● Do this
In the material below, the lines containing the word "true" are required; copy each of them.

# Supplied data start

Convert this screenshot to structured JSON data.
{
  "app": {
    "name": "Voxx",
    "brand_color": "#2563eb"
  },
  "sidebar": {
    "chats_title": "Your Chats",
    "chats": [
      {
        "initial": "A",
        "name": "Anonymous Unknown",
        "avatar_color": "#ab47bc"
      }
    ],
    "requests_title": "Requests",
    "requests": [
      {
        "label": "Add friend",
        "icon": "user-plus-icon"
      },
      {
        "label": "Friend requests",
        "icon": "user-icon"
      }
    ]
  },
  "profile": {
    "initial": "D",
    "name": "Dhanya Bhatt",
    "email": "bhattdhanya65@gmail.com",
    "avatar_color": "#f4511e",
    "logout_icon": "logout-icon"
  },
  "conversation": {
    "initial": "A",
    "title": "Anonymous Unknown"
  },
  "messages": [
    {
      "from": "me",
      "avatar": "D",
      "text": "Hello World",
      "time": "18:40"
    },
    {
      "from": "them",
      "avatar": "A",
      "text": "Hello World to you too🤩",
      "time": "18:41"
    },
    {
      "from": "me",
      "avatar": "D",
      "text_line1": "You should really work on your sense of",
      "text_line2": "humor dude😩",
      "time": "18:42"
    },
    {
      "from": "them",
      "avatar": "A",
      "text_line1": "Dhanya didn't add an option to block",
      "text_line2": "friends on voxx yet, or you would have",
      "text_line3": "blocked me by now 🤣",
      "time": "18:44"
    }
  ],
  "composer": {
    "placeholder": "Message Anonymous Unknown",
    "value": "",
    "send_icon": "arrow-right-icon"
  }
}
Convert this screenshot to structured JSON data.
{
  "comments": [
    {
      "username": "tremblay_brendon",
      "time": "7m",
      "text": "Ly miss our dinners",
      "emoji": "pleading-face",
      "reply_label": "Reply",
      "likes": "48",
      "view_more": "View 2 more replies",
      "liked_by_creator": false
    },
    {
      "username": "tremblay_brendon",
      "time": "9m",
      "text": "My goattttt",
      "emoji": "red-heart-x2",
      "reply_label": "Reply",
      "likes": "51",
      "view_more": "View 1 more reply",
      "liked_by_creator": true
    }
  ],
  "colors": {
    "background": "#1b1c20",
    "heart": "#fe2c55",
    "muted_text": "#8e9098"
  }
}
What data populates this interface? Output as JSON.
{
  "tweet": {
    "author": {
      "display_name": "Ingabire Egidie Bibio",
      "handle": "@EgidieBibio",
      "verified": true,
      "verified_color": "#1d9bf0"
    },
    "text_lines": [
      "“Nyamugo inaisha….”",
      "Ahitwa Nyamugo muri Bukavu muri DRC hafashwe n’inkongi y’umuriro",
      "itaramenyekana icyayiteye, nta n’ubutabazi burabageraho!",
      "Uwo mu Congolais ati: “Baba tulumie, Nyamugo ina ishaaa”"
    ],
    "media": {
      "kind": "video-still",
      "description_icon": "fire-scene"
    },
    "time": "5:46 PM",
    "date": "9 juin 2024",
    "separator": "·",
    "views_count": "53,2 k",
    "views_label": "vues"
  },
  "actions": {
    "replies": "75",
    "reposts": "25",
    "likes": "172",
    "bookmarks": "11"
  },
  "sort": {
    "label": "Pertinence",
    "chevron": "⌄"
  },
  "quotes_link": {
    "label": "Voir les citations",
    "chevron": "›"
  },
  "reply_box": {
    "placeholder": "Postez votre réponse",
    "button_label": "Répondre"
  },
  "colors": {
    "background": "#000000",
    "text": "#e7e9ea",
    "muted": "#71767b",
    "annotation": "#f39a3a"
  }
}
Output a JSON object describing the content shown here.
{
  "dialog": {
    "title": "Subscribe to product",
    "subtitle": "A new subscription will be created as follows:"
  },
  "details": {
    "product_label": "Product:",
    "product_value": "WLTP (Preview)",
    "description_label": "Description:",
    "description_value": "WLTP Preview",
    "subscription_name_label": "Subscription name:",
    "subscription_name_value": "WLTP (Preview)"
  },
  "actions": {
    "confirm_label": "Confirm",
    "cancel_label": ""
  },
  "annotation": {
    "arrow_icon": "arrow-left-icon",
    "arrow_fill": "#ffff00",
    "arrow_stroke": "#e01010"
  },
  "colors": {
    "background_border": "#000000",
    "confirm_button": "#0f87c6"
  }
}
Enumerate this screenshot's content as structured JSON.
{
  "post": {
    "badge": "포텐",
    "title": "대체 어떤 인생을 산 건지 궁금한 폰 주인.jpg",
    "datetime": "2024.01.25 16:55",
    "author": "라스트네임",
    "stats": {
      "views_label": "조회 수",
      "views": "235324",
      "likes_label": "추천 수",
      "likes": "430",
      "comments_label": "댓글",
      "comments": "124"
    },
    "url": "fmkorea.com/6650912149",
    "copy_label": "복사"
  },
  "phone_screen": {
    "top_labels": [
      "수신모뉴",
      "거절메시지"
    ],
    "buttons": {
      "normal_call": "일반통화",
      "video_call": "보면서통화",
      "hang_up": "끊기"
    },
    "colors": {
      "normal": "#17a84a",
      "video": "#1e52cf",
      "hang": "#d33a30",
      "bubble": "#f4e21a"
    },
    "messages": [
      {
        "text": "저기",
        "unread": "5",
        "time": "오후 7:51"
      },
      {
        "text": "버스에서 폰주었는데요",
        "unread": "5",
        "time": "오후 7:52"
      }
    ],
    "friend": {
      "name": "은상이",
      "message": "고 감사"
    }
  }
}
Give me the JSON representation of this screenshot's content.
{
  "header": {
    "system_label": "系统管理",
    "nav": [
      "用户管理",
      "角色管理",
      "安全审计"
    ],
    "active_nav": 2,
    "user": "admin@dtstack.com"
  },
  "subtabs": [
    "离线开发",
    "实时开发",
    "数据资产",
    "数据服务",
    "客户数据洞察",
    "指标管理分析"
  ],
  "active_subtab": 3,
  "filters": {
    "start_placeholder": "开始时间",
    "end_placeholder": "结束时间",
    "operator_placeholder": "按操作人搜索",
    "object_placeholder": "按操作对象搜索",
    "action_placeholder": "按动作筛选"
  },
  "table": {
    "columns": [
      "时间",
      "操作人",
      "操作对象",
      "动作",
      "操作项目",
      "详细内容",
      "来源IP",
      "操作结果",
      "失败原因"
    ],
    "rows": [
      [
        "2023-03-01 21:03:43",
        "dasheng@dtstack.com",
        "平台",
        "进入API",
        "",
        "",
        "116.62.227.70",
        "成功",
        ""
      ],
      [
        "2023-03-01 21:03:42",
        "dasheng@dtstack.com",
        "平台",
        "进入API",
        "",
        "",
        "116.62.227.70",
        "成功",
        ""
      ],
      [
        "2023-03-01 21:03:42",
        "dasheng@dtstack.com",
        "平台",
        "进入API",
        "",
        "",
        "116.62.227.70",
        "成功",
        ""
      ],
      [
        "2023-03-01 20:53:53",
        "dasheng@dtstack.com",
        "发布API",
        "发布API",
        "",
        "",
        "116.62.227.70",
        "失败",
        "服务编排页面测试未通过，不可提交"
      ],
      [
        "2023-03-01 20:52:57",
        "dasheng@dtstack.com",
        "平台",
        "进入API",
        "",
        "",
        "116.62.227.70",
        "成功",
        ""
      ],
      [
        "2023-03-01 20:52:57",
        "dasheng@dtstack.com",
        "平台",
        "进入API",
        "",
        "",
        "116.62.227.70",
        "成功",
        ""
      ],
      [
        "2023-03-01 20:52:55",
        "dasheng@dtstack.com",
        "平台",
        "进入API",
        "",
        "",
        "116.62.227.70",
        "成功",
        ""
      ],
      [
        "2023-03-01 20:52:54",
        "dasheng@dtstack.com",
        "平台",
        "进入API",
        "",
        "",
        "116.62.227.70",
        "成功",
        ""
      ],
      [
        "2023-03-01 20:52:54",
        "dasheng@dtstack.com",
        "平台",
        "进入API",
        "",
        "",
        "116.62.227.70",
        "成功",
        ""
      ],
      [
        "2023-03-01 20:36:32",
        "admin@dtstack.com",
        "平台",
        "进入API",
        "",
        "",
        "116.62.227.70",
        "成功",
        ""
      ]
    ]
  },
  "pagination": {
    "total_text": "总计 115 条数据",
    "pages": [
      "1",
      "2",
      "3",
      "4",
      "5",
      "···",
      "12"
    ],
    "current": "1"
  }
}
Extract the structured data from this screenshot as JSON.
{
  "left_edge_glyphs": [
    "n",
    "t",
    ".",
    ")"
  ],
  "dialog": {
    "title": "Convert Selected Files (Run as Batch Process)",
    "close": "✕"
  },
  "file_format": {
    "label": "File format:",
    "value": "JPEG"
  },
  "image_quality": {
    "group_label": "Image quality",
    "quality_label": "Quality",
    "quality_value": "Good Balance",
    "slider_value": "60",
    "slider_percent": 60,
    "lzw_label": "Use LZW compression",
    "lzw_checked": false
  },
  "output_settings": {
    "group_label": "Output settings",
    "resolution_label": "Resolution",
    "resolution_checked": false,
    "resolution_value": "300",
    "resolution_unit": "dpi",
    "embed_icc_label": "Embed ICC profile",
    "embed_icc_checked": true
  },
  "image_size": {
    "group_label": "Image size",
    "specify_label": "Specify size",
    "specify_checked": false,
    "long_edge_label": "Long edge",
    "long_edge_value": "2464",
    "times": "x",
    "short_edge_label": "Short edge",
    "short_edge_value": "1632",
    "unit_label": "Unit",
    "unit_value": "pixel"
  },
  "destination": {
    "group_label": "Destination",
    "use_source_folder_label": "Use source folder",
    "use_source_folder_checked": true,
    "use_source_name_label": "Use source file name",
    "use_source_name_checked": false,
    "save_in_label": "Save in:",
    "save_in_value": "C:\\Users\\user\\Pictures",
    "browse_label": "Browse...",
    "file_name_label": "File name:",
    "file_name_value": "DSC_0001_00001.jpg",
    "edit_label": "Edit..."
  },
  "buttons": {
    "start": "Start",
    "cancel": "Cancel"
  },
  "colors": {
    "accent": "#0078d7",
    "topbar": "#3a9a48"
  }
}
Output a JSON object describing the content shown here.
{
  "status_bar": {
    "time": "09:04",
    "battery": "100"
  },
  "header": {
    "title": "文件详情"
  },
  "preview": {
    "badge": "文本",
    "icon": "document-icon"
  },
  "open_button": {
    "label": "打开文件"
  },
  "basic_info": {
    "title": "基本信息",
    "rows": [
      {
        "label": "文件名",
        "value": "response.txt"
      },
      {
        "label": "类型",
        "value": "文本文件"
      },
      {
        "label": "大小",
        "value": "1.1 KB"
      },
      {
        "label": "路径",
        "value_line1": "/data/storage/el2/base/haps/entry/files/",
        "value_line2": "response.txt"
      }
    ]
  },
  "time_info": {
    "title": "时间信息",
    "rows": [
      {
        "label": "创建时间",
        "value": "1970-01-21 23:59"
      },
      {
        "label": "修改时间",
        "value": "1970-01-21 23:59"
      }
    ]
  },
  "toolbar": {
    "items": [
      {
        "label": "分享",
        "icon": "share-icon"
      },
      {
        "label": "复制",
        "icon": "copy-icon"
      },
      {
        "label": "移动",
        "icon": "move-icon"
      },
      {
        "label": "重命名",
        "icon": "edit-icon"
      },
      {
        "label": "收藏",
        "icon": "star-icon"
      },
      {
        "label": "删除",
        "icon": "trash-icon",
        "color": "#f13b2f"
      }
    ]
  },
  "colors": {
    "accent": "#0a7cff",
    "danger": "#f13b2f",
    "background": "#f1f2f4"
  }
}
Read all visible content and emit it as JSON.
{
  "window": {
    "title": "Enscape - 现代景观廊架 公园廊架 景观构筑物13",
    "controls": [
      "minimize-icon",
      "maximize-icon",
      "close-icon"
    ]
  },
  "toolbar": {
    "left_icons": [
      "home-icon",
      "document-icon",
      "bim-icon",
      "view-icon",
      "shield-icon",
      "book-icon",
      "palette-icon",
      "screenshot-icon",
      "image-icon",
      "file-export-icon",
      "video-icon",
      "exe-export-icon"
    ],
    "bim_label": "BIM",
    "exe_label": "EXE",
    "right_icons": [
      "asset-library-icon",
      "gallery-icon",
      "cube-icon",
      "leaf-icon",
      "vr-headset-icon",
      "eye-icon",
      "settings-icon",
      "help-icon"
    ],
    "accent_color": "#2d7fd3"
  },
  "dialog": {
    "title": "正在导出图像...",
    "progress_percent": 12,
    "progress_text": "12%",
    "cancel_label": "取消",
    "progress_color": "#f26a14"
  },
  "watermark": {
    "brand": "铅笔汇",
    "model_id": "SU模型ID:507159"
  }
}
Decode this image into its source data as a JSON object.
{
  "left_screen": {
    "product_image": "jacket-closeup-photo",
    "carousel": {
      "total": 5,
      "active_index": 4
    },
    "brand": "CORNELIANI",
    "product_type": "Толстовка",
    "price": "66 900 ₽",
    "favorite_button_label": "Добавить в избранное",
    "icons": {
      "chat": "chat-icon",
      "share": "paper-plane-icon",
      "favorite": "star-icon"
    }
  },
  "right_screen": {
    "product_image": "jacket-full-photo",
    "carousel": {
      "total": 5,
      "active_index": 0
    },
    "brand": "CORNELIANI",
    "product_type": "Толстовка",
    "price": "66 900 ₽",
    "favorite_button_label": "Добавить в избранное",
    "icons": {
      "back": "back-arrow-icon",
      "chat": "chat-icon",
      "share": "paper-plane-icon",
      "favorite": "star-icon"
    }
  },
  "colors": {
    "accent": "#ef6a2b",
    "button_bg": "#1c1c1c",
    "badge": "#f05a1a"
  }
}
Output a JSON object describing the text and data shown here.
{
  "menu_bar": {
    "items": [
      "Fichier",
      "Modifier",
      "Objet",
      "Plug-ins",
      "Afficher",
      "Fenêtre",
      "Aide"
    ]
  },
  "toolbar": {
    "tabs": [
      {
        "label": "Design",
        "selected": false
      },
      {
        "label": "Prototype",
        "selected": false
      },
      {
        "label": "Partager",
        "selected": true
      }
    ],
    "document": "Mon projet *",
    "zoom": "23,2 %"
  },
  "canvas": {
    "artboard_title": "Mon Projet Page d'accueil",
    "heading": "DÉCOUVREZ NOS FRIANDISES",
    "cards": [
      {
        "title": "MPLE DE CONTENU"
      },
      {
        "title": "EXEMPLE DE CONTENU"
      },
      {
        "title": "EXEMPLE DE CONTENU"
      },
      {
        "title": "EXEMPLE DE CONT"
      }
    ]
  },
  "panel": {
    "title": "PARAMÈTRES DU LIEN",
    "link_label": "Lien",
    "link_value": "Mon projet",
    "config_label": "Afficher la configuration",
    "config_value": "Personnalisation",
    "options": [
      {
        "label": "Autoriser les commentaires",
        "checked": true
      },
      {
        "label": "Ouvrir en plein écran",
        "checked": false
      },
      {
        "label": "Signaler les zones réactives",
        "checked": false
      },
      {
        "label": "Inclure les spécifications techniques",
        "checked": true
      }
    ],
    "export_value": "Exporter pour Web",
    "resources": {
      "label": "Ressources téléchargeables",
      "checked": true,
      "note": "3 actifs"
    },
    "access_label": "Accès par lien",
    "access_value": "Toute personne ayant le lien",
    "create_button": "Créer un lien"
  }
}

# Supplied data end

● Result for this exercise
      "liked_by_creator": true
      "verified": true,
    "embed_icc_checked": true
    "use_source_folder_checked": true,
        "selected": true
        "checked": true
        "checked": true
      "checked": true,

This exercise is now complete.